**Excerpted data**.
▼
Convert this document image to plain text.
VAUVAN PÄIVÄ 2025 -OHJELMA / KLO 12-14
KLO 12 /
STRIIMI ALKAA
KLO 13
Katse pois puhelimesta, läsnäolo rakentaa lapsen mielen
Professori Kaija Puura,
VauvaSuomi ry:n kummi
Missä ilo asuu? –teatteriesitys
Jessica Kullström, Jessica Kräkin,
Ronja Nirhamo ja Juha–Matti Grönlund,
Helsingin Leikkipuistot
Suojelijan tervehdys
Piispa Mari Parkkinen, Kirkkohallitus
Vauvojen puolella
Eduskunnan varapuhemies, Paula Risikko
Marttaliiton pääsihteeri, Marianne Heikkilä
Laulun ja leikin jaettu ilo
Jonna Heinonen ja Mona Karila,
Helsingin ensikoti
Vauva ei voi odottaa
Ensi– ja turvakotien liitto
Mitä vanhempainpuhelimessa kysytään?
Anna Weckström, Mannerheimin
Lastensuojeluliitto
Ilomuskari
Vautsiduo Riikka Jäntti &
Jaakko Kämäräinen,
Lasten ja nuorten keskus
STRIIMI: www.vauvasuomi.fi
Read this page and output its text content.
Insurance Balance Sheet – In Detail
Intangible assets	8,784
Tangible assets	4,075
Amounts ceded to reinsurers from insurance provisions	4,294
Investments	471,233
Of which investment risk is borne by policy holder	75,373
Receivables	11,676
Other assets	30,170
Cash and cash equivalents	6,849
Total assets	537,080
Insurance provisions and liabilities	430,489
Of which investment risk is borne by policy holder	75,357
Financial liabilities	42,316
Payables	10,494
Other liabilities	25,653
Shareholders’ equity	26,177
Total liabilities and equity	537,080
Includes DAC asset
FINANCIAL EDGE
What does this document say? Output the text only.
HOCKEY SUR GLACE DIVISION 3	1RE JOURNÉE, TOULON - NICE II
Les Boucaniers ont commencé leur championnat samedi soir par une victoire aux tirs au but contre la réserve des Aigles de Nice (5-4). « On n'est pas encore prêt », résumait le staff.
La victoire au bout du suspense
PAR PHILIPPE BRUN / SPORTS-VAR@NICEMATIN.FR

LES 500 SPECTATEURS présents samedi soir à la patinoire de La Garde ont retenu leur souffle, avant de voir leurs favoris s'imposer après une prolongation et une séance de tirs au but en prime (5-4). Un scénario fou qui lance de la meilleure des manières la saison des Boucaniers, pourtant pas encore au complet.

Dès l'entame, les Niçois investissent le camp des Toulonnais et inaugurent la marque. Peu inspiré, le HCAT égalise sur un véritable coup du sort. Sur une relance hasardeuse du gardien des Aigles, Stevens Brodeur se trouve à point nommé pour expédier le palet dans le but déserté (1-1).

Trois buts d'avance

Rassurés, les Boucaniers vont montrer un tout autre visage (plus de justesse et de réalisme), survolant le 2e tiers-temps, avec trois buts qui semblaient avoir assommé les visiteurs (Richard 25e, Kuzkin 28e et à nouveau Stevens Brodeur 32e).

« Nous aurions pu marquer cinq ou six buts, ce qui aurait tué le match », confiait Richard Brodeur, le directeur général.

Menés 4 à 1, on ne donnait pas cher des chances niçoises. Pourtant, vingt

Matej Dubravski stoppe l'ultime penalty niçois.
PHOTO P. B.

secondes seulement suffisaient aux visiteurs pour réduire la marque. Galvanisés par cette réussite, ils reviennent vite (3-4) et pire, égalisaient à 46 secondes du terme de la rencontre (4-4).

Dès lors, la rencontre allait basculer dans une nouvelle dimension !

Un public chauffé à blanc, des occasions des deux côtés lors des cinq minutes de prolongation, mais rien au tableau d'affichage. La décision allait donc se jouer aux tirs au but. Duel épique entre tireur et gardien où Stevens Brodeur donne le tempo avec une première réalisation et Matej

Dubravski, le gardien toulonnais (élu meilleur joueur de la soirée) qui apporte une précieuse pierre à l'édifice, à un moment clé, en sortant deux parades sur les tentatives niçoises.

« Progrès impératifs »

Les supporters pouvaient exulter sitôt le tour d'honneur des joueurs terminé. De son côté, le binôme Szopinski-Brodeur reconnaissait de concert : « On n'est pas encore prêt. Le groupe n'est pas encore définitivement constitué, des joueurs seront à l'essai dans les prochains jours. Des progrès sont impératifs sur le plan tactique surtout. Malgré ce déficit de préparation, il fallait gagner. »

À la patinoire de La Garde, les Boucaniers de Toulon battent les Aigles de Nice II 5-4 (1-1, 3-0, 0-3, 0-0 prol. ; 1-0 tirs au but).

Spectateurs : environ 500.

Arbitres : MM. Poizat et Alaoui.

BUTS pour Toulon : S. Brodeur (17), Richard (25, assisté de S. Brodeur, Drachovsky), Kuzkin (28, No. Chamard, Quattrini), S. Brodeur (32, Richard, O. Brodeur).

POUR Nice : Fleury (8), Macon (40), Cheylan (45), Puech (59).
▲
**What the task requires**.
Each line of the listing should be copied exactly.

**Task result**.
Convert this document image to plain text.
VAUVAN PÄIVÄ 2025 -OHJELMA / KLO 12-14
KLO 12 /
STRIIMI ALKAA
KLO 13
Katse pois puhelimesta, läsnäolo rakentaa lapsen mielen
Professori Kaija Puura,
VauvaSuomi ry:n kummi
Missä ilo asuu? –teatteriesitys
Jessica Kullström, Jessica Kräkin,
Ronja Nirhamo ja Juha–Matti Grönlund,
Helsingin Leikkipuistot
Suojelijan tervehdys
Piispa Mari Parkkinen, Kirkkohallitus
Vauvojen puolella
Eduskunnan varapuhemies, Paula Risikko
Marttaliiton pääsihteeri, Marianne Heikkilä
Laulun ja leikin jaettu ilo
Jonna Heinonen ja Mona Karila,
Helsingin ensikoti
Vauva ei voi odottaa
Ensi– ja turvakotien liitto
Mitä vanhempainpuhelimessa kysytään?
Anna Weckström, Mannerheimin
Lastensuojeluliitto
Ilomuskari
Vautsiduo Riikka Jäntti &
Jaakko Kämäräinen,
Lasten ja nuorten keskus
STRIIMI: www.vauvasuomi.fi
Read this page and output its text content.
Insurance Balance Sheet – In Detail
Intangible assets	8,784
Tangible assets	4,075
Amounts ceded to reinsurers from insurance provisions	4,294
Investments	471,233
Of which investment risk is borne by policy holder	75,373
Receivables	11,676
Other assets	30,170
Cash and cash equivalents	6,849
Total assets	537,080
Insurance provisions and liabilities	430,489
Of which investment risk is borne by policy holder	75,357
Financial liabilities	42,316
Payables	10,494
Other liabilities	25,653
Shareholders’ equity	26,177
Total liabilities and equity	537,080
Includes DAC asset
FINANCIAL EDGE
What does this document say? Output the text only.
HOCKEY SUR GLACE DIVISION 3	1RE JOURNÉE, TOULON - NICE II
Les Boucaniers ont commencé leur championnat samedi soir par une victoire aux tirs au but contre la réserve des Aigles de Nice (5-4). « On n'est pas encore prêt », résumait le staff.
La victoire au bout du suspense
PAR PHILIPPE BRUN / SPORTS-VAR@NICEMATIN.FR

LES 500 SPECTATEURS présents samedi soir à la patinoire de La Garde ont retenu leur souffle, avant de voir leurs favoris s'imposer après une prolongation et une séance de tirs au but en prime (5-4). Un scénario fou qui lance de la meilleure des manières la saison des Boucaniers, pourtant pas encore au complet.

Dès l'entame, les Niçois investissent le camp des Toulonnais et inaugurent la marque. Peu inspiré, le HCAT égalise sur un véritable coup du sort. Sur une relance hasardeuse du gardien des Aigles, Stevens Brodeur se trouve à point nommé pour expédier le palet dans le but déserté (1-1).

Trois buts d'avance

Rassurés, les Boucaniers vont montrer un tout autre visage (plus de justesse et de réalisme), survolant le 2e tiers-temps, avec trois buts qui semblaient avoir assommé les visiteurs (Richard 25e, Kuzkin 28e et à nouveau Stevens Brodeur 32e).

« Nous aurions pu marquer cinq ou six buts, ce qui aurait tué le match », confiait Richard Brodeur, le directeur général.

Menés 4 à 1, on ne donnait pas cher des chances niçoises. Pourtant, vingt

Matej Dubravski stoppe l'ultime penalty niçois.
PHOTO P. B.

secondes seulement suffisaient aux visiteurs pour réduire la marque. Galvanisés par cette réussite, ils reviennent vite (3-4) et pire, égalisaient à 46 secondes du terme de la rencontre (4-4).

Dès lors, la rencontre allait basculer dans une nouvelle dimension !

Un public chauffé à blanc, des occasions des deux côtés lors des cinq minutes de prolongation, mais rien au tableau d'affichage. La décision allait donc se jouer aux tirs au but. Duel épique entre tireur et gardien où Stevens Brodeur donne le tempo avec une première réalisation et Matej

Dubravski, le gardien toulonnais (élu meilleur joueur de la soirée) qui apporte une précieuse pierre à l'édifice, à un moment clé, en sortant deux parades sur les tentatives niçoises.

« Progrès impératifs »

Les supporters pouvaient exulter sitôt le tour d'honneur des joueurs terminé. De son côté, le binôme Szopinski-Brodeur reconnaissait de concert : « On n'est pas encore prêt. Le groupe n'est pas encore définitivement constitué, des joueurs seront à l'essai dans les prochains jours. Des progrès sont impératifs sur le plan tactique surtout. Malgré ce déficit de préparation, il fallait gagner. »

À la patinoire de La Garde, les Boucaniers de Toulon battent les Aigles de Nice II 5-4 (1-1, 3-0, 0-3, 0-0 prol. ; 1-0 tirs au but).

Spectateurs : environ 500.

Arbitres : MM. Poizat et Alaoui.

BUTS pour Toulon : S. Brodeur (17), Richard (25, assisté de S. Brodeur, Drachovsky), Kuzkin (28, No. Chamard, Quattrini), S. Brodeur (32, Richard, O. Brodeur).

POUR Nice : Fleury (8), Macon (40), Cheylan (45), Puech (59).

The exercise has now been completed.